WORK INSTRUCTIONS | Copy every line from the records below that holds the word "Temperature".

EXTRACTED INFORMATION |
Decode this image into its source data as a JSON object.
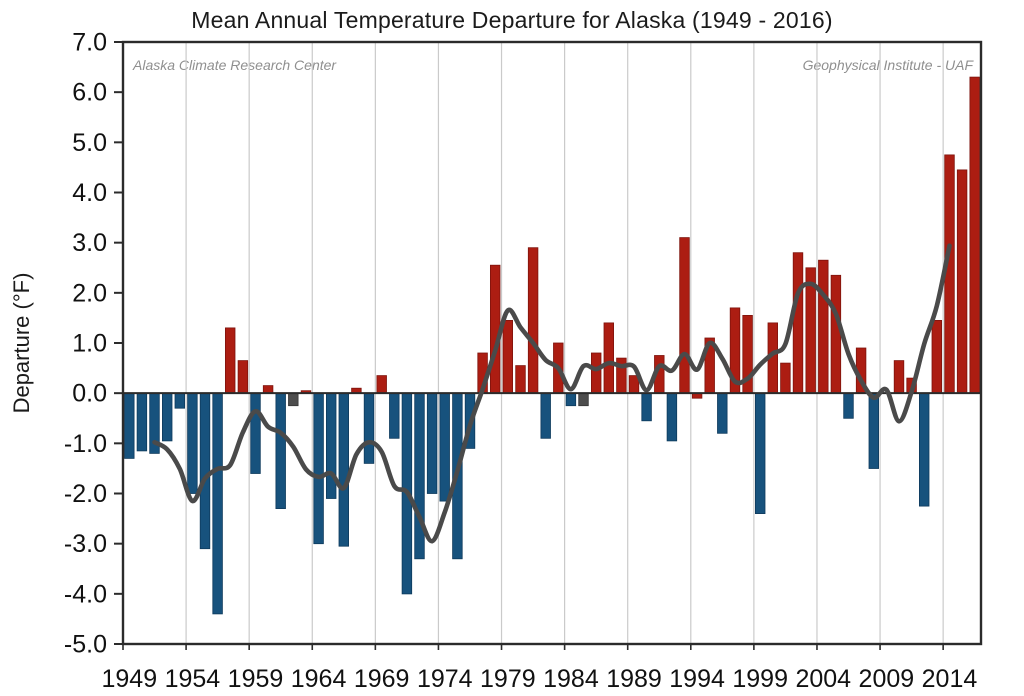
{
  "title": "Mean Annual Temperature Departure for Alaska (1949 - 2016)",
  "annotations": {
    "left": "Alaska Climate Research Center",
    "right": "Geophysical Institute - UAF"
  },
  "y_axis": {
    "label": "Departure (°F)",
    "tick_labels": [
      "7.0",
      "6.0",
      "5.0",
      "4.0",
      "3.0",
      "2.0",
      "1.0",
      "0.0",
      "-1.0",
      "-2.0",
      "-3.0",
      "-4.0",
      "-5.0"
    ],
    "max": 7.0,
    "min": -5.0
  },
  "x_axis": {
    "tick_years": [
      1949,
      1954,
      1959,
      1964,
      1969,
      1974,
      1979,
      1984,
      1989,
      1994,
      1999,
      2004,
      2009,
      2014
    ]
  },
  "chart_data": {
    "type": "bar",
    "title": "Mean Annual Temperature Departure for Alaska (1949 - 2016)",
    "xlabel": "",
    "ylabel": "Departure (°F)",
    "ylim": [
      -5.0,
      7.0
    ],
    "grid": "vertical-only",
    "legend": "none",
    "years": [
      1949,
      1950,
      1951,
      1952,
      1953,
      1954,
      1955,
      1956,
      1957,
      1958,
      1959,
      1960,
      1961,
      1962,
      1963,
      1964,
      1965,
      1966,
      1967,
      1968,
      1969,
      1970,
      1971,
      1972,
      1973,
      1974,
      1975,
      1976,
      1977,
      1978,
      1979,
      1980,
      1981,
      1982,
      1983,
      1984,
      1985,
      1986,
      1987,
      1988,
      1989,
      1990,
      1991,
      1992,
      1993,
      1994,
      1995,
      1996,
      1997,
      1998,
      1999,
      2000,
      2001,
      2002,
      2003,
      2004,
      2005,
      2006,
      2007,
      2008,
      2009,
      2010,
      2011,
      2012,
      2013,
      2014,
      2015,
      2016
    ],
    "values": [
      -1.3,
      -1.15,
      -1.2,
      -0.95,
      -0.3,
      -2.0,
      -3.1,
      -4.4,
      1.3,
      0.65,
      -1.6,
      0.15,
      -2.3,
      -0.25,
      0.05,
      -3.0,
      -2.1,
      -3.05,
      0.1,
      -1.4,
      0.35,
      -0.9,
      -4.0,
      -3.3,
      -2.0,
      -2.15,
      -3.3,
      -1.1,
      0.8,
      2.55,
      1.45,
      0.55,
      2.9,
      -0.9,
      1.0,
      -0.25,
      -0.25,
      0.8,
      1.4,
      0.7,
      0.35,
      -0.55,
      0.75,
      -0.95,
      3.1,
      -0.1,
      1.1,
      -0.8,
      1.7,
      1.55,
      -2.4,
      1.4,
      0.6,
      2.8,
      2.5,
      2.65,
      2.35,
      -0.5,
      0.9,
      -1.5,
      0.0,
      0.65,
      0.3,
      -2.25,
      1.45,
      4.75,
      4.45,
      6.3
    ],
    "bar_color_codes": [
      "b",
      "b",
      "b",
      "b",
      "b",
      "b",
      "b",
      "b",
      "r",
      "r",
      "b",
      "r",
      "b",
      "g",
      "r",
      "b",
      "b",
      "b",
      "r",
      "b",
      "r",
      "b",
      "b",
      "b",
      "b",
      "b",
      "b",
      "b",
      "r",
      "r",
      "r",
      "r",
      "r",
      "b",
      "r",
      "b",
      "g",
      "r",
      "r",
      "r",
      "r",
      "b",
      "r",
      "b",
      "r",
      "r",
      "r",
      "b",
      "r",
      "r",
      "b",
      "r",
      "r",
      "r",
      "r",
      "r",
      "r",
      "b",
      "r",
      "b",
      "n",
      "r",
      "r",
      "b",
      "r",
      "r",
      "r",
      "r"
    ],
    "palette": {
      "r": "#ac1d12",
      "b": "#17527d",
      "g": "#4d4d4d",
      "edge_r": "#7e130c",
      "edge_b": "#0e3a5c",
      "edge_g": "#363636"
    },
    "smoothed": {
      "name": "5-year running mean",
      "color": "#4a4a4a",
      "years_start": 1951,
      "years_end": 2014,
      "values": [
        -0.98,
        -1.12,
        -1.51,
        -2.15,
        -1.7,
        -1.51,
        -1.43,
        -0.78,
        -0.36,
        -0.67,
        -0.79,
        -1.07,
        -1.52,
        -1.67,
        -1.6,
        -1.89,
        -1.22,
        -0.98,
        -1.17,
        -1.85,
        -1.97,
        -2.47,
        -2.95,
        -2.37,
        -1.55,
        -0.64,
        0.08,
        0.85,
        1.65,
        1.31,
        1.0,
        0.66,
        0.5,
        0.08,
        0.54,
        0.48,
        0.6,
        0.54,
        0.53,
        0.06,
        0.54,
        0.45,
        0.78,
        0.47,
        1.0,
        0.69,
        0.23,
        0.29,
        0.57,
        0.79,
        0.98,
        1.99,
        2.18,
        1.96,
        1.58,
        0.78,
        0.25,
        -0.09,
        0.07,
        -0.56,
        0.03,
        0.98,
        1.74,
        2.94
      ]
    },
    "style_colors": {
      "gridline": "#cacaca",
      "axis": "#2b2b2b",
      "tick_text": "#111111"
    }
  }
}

==

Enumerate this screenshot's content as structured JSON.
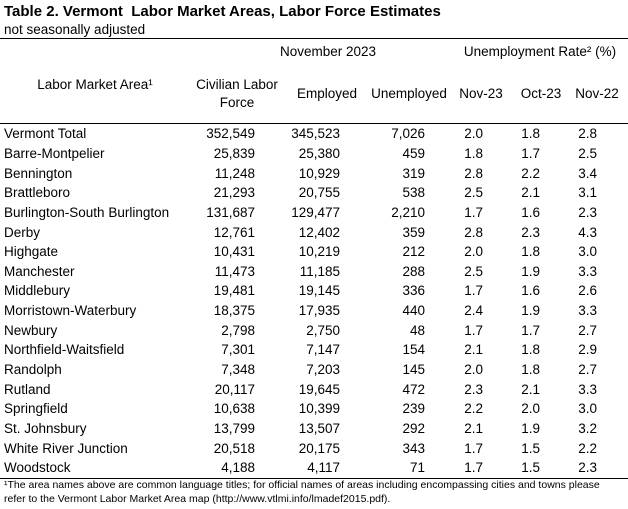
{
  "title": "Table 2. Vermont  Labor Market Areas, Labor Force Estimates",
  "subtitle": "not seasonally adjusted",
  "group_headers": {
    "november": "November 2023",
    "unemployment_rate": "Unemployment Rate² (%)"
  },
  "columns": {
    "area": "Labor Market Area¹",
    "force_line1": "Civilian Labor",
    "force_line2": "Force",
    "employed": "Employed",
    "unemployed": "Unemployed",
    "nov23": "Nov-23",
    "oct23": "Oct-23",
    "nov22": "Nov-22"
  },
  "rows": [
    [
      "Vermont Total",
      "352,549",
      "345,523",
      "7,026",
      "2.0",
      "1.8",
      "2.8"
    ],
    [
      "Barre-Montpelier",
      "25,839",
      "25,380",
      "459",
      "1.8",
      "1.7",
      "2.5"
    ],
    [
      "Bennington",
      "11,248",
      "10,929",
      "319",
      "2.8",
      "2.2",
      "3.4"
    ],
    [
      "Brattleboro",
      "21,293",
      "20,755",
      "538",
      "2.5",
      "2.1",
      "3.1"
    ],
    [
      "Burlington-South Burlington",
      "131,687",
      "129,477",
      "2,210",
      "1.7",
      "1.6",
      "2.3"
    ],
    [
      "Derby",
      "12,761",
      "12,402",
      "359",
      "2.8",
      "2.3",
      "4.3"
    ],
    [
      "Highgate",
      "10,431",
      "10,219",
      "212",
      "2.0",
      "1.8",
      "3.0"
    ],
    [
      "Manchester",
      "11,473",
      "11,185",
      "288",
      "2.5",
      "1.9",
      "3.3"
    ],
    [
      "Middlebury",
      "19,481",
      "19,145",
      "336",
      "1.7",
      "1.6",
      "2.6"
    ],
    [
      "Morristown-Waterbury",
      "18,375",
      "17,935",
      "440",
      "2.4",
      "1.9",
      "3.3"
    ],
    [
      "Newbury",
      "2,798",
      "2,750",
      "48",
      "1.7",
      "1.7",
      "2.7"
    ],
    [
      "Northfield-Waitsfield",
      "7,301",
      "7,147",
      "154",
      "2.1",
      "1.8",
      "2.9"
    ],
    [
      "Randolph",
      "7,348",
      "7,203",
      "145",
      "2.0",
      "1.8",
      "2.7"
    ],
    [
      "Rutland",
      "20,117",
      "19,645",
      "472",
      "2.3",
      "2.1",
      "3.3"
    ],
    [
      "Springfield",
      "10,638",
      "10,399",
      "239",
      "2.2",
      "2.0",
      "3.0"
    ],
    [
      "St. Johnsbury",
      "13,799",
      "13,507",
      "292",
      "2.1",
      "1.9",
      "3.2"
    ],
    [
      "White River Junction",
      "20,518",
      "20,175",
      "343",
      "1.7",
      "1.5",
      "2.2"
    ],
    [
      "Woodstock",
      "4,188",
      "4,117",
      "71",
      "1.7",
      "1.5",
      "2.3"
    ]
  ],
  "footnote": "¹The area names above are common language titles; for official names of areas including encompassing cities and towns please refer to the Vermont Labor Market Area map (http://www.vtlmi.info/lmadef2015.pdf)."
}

THE ANSWER |
  "title": "Mean Annual Temperature Departure for Alaska (1949 - 2016)",
    "title": "Mean Annual Temperature Departure for Alaska (1949 - 2016)",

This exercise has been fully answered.